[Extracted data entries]
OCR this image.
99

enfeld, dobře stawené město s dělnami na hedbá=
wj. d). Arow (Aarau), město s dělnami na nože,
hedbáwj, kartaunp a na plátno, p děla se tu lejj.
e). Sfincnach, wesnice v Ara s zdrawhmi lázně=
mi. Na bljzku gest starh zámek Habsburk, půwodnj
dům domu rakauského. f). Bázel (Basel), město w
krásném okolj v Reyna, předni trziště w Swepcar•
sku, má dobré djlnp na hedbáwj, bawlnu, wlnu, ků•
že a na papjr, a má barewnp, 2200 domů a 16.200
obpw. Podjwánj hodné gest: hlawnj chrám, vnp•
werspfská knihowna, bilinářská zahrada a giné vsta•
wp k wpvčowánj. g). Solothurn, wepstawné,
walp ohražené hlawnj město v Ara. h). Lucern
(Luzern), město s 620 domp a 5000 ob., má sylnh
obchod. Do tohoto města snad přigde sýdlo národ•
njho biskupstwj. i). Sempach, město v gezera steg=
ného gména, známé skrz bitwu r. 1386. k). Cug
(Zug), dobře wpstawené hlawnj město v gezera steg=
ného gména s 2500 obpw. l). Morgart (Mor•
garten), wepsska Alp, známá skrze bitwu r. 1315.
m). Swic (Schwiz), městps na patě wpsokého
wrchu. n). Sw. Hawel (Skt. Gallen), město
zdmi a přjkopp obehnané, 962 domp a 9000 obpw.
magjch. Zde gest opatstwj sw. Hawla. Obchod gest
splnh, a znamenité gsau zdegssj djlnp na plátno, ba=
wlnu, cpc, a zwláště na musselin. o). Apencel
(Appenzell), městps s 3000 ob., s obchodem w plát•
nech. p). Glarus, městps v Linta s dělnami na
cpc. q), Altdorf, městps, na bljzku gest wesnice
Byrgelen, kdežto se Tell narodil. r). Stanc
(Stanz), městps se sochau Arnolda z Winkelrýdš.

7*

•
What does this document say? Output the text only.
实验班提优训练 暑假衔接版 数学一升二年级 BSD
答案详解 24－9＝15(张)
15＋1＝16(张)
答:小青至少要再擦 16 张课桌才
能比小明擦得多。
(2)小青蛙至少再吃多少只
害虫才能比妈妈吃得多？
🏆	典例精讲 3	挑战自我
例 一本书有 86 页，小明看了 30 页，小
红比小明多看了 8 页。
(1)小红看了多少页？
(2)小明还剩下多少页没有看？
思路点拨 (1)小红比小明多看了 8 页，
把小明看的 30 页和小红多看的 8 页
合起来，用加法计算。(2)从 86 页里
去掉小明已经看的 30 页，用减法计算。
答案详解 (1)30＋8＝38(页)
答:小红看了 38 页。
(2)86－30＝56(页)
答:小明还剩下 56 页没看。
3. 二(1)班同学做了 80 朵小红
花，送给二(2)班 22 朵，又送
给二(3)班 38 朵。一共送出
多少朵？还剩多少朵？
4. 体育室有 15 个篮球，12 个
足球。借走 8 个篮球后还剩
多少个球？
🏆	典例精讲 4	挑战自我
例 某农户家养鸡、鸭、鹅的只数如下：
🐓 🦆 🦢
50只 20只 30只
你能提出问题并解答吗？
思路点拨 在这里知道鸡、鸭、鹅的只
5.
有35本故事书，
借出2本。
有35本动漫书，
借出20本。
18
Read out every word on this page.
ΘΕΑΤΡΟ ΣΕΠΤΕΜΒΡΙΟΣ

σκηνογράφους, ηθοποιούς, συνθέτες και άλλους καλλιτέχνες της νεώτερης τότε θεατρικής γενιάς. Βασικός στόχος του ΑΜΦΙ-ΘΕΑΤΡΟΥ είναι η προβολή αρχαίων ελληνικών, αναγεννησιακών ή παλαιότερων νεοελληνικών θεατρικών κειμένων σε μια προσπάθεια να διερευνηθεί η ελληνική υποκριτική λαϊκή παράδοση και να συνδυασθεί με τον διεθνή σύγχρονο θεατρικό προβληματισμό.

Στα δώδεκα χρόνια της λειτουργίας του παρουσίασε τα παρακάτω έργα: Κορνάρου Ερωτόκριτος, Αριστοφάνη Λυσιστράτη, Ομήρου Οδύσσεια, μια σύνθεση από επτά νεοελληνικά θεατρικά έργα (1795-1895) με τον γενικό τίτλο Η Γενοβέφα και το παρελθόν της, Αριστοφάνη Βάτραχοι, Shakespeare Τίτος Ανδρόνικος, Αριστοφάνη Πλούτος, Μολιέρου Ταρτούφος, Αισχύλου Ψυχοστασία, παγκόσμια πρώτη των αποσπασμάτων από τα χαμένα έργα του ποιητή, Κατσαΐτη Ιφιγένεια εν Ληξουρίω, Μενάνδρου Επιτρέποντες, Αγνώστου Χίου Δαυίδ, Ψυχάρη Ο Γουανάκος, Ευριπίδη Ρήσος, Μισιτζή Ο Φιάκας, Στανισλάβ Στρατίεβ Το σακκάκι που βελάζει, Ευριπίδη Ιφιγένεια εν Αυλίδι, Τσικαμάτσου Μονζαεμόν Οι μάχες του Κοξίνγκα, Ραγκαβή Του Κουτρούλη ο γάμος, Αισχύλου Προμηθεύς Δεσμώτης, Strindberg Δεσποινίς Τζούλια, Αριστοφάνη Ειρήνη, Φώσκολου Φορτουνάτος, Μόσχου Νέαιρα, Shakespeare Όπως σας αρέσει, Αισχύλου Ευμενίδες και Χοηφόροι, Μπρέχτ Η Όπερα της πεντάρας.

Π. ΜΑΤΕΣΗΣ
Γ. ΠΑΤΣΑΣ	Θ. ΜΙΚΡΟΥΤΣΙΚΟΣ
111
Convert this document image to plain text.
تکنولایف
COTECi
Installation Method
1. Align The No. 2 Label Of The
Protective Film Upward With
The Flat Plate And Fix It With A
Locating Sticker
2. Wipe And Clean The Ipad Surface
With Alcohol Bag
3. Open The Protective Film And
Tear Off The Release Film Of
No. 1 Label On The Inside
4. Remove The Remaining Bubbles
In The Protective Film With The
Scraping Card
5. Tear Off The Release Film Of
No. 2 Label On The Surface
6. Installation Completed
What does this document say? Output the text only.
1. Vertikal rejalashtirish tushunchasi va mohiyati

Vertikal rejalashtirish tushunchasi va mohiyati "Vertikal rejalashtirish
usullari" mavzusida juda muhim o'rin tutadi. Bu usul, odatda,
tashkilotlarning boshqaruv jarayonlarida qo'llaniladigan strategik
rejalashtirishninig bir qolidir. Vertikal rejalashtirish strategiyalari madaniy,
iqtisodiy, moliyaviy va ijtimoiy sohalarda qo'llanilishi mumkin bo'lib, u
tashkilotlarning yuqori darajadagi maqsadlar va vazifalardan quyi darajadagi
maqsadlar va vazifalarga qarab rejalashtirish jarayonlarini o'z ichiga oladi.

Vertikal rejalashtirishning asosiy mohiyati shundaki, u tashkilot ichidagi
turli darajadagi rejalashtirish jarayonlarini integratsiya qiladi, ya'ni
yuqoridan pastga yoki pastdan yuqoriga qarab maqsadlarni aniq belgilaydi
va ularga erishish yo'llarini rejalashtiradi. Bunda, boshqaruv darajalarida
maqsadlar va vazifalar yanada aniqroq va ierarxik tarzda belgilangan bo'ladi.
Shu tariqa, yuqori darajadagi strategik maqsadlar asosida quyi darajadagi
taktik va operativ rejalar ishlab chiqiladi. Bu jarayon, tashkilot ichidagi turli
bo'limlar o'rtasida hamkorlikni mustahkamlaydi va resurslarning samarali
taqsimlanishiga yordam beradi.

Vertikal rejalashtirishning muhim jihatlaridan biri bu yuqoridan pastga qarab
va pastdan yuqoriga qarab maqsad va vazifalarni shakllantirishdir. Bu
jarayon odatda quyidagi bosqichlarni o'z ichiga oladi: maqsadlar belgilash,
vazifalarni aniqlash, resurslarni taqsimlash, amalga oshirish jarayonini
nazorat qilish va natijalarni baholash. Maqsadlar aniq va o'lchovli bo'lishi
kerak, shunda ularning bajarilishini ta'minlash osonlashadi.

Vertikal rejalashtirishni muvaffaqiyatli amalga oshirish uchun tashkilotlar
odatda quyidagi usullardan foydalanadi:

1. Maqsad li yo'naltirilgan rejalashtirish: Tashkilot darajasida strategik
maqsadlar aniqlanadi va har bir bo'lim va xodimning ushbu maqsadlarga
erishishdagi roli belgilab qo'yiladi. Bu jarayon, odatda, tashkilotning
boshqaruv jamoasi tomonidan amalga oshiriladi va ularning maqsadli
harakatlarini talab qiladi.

WORK TO COMPLETE.
Look through the data and show every line containing "tushunchasi".

THE REPLY.
1. Vertikal rejalashtirish tushunchasi va mohiyati
Vertikal rejalashtirish tushunchasi va mohiyati "Vertikal rejalashtirish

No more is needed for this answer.